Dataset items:
....

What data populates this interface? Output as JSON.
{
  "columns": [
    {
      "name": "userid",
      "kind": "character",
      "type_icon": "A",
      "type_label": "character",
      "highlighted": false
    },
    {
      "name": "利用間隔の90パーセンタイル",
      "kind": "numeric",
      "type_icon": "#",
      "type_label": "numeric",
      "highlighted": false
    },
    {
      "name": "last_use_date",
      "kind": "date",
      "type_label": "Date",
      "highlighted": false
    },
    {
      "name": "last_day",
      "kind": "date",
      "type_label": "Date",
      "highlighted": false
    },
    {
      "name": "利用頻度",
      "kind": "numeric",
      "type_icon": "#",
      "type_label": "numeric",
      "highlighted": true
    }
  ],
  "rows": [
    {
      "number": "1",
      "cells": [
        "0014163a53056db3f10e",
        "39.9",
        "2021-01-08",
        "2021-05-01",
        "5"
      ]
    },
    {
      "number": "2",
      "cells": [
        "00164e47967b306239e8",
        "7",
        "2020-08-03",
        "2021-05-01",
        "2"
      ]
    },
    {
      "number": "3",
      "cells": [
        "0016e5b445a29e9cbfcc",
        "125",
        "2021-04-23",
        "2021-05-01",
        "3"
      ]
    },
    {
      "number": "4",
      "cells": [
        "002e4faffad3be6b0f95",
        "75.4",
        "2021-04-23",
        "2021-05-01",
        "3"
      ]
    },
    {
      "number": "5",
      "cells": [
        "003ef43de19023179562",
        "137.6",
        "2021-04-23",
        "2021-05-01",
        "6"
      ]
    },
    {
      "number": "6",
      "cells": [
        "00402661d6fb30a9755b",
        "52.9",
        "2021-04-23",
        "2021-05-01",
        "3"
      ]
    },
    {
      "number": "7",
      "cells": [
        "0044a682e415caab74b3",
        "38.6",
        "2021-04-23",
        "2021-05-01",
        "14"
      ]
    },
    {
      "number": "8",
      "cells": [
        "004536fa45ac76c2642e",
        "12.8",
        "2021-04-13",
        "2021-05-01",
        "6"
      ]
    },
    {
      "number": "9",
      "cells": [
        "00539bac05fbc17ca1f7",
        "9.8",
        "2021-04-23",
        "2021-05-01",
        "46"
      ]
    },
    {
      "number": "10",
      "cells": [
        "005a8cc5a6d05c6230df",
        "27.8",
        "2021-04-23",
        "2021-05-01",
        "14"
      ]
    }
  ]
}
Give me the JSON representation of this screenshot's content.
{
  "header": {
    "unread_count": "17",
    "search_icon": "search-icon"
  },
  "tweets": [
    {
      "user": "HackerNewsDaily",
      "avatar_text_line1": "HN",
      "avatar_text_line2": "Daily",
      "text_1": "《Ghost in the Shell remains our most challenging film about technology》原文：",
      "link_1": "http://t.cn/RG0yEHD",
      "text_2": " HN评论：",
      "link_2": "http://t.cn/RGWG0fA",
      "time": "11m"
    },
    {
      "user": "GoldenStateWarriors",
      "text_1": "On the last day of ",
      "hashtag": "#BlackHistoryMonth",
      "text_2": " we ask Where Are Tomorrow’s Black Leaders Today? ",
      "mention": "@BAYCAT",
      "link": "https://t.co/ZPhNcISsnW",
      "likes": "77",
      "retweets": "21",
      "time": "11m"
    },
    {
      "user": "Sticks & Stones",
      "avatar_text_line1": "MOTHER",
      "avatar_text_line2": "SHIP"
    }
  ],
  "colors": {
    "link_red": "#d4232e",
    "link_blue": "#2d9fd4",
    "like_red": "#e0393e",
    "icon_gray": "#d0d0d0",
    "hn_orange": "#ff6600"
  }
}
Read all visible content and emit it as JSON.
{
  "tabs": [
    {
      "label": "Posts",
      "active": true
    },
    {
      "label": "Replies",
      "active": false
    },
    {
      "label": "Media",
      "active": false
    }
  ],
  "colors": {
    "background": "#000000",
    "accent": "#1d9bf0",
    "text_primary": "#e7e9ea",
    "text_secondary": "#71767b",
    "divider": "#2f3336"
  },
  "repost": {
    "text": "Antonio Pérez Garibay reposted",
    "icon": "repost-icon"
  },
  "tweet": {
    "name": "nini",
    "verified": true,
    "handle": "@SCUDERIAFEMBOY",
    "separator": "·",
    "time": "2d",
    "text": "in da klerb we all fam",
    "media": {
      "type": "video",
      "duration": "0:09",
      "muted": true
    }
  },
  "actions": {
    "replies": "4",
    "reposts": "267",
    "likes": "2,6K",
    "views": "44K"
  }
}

....

▶ **Task brief**
All of the data needs to be reproduced exactly, with no line missing.

▶ **Written answer**
What data populates this interface? Output as JSON.
{
  "columns": [
    {
      "name": "userid",
      "kind": "character",
      "type_icon": "A",
      "type_label": "character",
      "highlighted": false
    },
    {
      "name": "利用間隔の90パーセンタイル",
      "kind": "numeric",
      "type_icon": "#",
      "type_label": "numeric",
      "highlighted": false
    },
    {
      "name": "last_use_date",
      "kind": "date",
      "type_label": "Date",
      "highlighted": false
    },
    {
      "name": "last_day",
      "kind": "date",
      "type_label": "Date",
      "highlighted": false
    },
    {
      "name": "利用頻度",
      "kind": "numeric",
      "type_icon": "#",
      "type_label": "numeric",
      "highlighted": true
    }
  ],
  "rows": [
    {
      "number": "1",
      "cells": [
        "0014163a53056db3f10e",
        "39.9",
        "2021-01-08",
        "2021-05-01",
        "5"
      ]
    },
    {
      "number": "2",
      "cells": [
        "00164e47967b306239e8",
        "7",
        "2020-08-03",
        "2021-05-01",
        "2"
      ]
    },
    {
      "number": "3",
      "cells": [
        "0016e5b445a29e9cbfcc",
        "125",
        "2021-04-23",
        "2021-05-01",
        "3"
      ]
    },
    {
      "number": "4",
      "cells": [
        "002e4faffad3be6b0f95",
        "75.4",
        "2021-04-23",
        "2021-05-01",
        "3"
      ]
    },
    {
      "number": "5",
      "cells": [
        "003ef43de19023179562",
        "137.6",
        "2021-04-23",
        "2021-05-01",
        "6"
      ]
    },
    {
      "number": "6",
      "cells": [
        "00402661d6fb30a9755b",
        "52.9",
        "2021-04-23",
        "2021-05-01",
        "3"
      ]
    },
    {
      "number": "7",
      "cells": [
        "0044a682e415caab74b3",
        "38.6",
        "2021-04-23",
        "2021-05-01",
        "14"
      ]
    },
    {
      "number": "8",
      "cells": [
        "004536fa45ac76c2642e",
        "12.8",
        "2021-04-13",
        "2021-05-01",
        "6"
      ]
    },
    {
      "number": "9",
      "cells": [
        "00539bac05fbc17ca1f7",
        "9.8",
        "2021-04-23",
        "2021-05-01",
        "46"
      ]
    },
    {
      "number": "10",
      "cells": [
        "005a8cc5a6d05c6230df",
        "27.8",
        "2021-04-23",
        "2021-05-01",
        "14"
      ]
    }
  ]
}
Give me the JSON representation of this screenshot's content.
{
  "header": {
    "unread_count": "17",
    "search_icon": "search-icon"
  },
  "tweets": [
    {
      "user": "HackerNewsDaily",
      "avatar_text_line1": "HN",
      "avatar_text_line2": "Daily",
      "text_1": "《Ghost in the Shell remains our most challenging film about technology》原文：",
      "link_1": "http://t.cn/RG0yEHD",
      "text_2": " HN评论：",
      "link_2": "http://t.cn/RGWG0fA",
      "time": "11m"
    },
    {
      "user": "GoldenStateWarriors",
      "text_1": "On the last day of ",
      "hashtag": "#BlackHistoryMonth",
      "text_2": " we ask Where Are Tomorrow’s Black Leaders Today? ",
      "mention": "@BAYCAT",
      "link": "https://t.co/ZPhNcISsnW",
      "likes": "77",
      "retweets": "21",
      "time": "11m"
    },
    {
      "user": "Sticks & Stones",
      "avatar_text_line1": "MOTHER",
      "avatar_text_line2": "SHIP"
    }
  ],
  "colors": {
    "link_red": "#d4232e",
    "link_blue": "#2d9fd4",
    "like_red": "#e0393e",
    "icon_gray": "#d0d0d0",
    "hn_orange": "#ff6600"
  }
}
Read all visible content and emit it as JSON.
{
  "tabs": [
    {
      "label": "Posts",
      "active": true
    },
    {
      "label": "Replies",
      "active": false
    },
    {
      "label": "Media",
      "active": false
    }
  ],
  "colors": {
    "background": "#000000",
    "accent": "#1d9bf0",
    "text_primary": "#e7e9ea",
    "text_secondary": "#71767b",
    "divider": "#2f3336"
  },
  "repost": {
    "text": "Antonio Pérez Garibay reposted",
    "icon": "repost-icon"
  },
  "tweet": {
    "name": "nini",
    "verified": true,
    "handle": "@SCUDERIAFEMBOY",
    "separator": "·",
    "time": "2d",
    "text": "in da klerb we all fam",
    "media": {
      "type": "video",
      "duration": "0:09",
      "muted": true
    }
  },
  "actions": {
    "replies": "4",
    "reposts": "267",
    "likes": "2,6K",
    "views": "44K"
  }
}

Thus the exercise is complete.